== WHAT TO PRODUCE ==
Take the line that contains "Read all visible content and emit it as JSON." as the first line and the last line of the material below as the final one; reproduce exactly the lines between, inclusive.

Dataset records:
────────────────

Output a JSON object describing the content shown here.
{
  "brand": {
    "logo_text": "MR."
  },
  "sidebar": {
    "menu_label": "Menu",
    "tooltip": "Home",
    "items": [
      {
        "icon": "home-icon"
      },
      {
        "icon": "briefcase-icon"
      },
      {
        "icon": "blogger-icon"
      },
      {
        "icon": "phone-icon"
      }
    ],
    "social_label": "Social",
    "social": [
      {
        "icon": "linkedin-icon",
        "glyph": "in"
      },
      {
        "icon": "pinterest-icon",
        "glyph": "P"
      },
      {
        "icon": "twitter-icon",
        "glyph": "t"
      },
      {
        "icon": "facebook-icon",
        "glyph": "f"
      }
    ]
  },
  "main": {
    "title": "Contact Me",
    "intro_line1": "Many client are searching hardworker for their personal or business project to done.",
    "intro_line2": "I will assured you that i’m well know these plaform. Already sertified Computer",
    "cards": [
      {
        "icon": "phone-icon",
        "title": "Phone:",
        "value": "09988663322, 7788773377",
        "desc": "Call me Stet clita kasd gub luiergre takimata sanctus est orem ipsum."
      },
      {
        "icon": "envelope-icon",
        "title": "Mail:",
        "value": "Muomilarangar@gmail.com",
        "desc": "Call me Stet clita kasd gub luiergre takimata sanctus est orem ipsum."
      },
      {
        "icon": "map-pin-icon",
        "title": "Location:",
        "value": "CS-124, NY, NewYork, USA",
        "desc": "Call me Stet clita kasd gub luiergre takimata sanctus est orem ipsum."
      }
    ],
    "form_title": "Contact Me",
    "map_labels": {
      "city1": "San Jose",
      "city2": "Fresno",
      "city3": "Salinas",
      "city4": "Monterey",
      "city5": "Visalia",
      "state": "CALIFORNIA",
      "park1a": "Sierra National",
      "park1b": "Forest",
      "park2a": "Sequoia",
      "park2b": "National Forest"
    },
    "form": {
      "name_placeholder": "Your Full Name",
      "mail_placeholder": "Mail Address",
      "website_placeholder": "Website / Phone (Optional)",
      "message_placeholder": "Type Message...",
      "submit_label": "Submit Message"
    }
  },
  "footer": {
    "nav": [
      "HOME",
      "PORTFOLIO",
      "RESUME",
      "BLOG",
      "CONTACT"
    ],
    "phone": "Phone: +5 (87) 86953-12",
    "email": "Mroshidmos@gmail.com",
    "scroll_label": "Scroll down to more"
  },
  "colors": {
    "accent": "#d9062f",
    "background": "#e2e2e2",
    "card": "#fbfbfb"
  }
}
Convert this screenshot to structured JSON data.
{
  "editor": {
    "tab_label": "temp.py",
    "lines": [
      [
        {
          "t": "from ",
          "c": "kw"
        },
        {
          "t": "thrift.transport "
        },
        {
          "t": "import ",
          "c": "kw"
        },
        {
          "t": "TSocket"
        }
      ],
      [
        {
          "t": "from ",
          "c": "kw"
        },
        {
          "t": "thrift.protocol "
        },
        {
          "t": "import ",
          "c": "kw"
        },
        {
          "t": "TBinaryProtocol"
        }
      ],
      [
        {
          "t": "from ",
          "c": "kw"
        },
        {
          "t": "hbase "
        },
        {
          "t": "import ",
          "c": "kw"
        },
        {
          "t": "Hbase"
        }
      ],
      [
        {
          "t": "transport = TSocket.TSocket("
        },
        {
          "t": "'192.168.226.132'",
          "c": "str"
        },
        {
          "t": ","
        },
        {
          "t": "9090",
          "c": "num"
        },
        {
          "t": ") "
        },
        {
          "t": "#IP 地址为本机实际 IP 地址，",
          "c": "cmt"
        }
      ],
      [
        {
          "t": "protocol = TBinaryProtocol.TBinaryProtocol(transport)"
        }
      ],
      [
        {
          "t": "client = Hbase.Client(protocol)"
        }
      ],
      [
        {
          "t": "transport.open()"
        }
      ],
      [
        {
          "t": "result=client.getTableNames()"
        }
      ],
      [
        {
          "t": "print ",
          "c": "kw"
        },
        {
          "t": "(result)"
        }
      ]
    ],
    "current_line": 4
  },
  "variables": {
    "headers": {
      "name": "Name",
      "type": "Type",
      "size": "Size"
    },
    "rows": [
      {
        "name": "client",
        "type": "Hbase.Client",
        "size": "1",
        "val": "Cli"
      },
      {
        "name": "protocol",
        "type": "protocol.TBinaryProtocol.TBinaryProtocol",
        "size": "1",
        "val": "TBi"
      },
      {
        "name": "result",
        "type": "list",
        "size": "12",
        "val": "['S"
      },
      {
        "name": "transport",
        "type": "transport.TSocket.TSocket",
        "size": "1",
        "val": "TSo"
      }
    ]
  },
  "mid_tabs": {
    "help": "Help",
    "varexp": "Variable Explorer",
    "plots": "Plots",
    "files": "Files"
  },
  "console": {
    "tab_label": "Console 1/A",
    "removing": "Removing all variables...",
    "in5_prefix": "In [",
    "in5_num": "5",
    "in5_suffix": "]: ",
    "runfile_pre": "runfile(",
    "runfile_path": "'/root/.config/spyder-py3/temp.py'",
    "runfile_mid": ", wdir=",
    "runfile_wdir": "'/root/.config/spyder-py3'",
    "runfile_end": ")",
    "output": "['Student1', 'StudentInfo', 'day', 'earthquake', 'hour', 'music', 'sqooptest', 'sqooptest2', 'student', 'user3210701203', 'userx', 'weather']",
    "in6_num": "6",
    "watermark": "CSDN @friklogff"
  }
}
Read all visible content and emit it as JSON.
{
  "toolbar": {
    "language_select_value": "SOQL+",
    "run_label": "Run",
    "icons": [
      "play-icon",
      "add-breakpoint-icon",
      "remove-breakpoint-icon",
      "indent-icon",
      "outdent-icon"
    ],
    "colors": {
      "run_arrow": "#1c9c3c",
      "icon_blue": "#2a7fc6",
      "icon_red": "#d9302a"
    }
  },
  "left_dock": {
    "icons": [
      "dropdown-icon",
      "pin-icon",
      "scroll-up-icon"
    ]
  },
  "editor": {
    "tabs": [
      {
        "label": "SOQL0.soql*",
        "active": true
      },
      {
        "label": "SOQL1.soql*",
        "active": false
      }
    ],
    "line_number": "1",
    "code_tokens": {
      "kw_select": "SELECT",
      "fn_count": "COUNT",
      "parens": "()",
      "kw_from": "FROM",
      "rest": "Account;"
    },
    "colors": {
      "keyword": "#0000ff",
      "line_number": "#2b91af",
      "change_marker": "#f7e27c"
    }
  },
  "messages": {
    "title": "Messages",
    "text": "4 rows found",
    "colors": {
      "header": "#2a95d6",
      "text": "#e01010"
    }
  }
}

────────────────

== WRITTEN SOLUTION ==
Read all visible content and emit it as JSON.
{
  "toolbar": {
    "language_select_value": "SOQL+",
    "run_label": "Run",
    "icons": [
      "play-icon",
      "add-breakpoint-icon",
      "remove-breakpoint-icon",
      "indent-icon",
      "outdent-icon"
    ],
    "colors": {
      "run_arrow": "#1c9c3c",
      "icon_blue": "#2a7fc6",
      "icon_red": "#d9302a"
    }
  },
  "left_dock": {
    "icons": [
      "dropdown-icon",
      "pin-icon",
      "scroll-up-icon"
    ]
  },
  "editor": {
    "tabs": [
      {
        "label": "SOQL0.soql*",
        "active": true
      },
      {
        "label": "SOQL1.soql*",
        "active": false
      }
    ],
    "line_number": "1",
    "code_tokens": {
      "kw_select": "SELECT",
      "fn_count": "COUNT",
      "parens": "()",
      "kw_from": "FROM",
      "rest": "Account;"
    },
    "colors": {
      "keyword": "#0000ff",
      "line_number": "#2b91af",
      "change_marker": "#f7e27c"
    }
  },
  "messages": {
    "title": "Messages",
    "text": "4 rows found",
    "colors": {
      "header": "#2a95d6",
      "text": "#e01010"
    }
  }
}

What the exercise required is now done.